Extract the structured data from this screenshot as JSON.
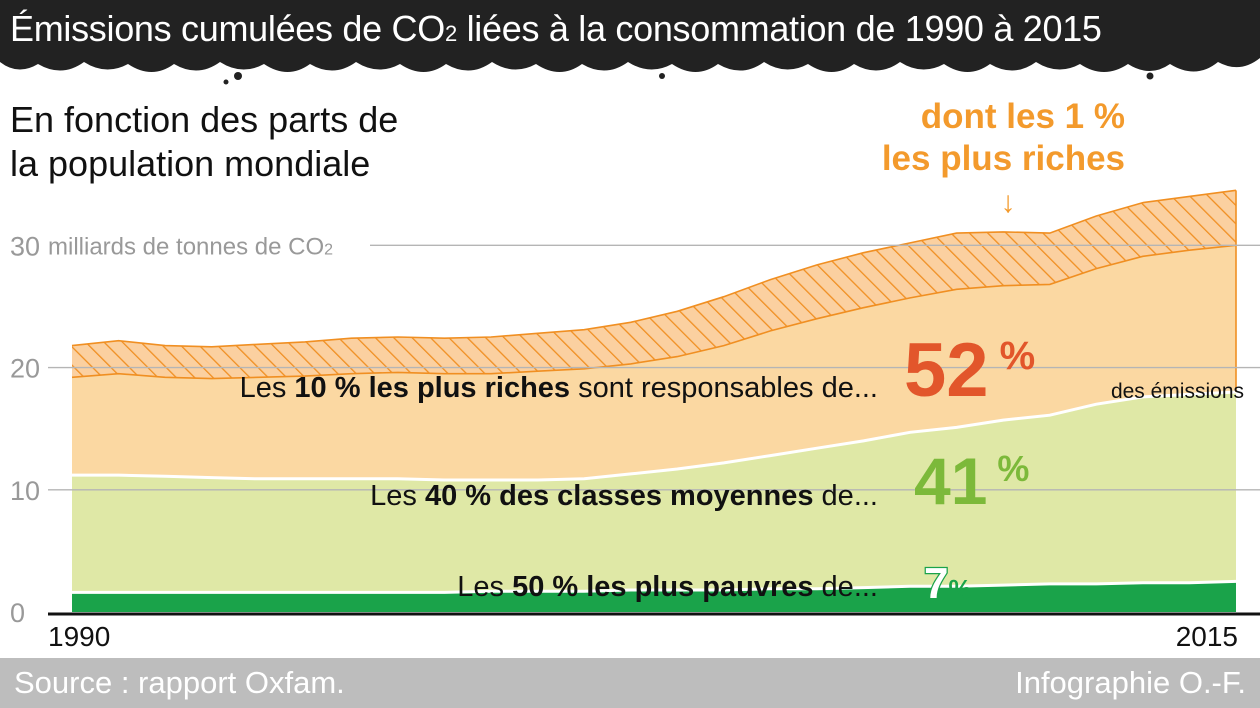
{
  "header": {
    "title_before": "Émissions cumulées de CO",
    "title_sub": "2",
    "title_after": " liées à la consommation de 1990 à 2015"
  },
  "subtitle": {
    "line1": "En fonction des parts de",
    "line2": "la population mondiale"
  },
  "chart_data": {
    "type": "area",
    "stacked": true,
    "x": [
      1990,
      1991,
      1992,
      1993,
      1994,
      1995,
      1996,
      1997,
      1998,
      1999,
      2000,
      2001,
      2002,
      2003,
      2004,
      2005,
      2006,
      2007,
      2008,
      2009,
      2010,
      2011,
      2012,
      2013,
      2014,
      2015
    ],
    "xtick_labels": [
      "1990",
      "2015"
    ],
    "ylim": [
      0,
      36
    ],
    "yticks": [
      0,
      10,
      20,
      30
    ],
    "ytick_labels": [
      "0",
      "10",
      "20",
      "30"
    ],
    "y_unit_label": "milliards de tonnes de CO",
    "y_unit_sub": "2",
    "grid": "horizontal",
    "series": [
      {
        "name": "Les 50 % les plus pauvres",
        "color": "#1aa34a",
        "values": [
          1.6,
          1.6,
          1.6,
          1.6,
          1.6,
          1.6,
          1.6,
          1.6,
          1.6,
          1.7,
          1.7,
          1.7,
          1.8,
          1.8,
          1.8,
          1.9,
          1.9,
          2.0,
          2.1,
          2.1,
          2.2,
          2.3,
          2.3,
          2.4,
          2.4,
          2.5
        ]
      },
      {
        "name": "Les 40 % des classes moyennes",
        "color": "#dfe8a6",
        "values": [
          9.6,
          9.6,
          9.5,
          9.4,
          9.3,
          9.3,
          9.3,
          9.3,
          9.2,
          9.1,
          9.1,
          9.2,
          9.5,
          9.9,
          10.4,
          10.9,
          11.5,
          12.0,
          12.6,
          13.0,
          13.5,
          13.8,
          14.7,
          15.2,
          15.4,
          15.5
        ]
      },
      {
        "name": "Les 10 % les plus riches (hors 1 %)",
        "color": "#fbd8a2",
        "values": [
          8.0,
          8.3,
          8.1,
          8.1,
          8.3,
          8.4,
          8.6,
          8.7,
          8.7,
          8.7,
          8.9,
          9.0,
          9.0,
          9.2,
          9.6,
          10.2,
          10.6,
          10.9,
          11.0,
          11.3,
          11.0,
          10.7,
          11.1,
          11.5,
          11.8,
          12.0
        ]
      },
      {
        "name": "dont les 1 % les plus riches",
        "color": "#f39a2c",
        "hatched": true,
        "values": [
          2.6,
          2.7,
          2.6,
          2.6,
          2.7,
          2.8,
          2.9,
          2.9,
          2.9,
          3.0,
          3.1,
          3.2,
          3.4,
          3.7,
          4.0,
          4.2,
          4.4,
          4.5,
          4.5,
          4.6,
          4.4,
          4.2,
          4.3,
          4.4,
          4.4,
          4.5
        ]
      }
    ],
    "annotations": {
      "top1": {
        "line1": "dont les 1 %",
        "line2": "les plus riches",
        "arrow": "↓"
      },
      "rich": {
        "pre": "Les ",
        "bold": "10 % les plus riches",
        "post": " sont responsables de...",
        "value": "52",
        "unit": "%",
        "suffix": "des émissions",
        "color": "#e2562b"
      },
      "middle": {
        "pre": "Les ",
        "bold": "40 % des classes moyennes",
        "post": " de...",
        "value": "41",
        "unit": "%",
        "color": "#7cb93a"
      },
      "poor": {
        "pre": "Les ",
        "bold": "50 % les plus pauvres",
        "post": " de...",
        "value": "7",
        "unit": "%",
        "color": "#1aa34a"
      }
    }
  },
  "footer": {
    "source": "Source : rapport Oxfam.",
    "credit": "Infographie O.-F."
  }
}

····················

Set exercise: Using the listing, collect all lines in which the string "pauvres" is found.

Task result:
        "name": "Les 50 % les plus pauvres",
        "bold": "50 % les plus pauvres",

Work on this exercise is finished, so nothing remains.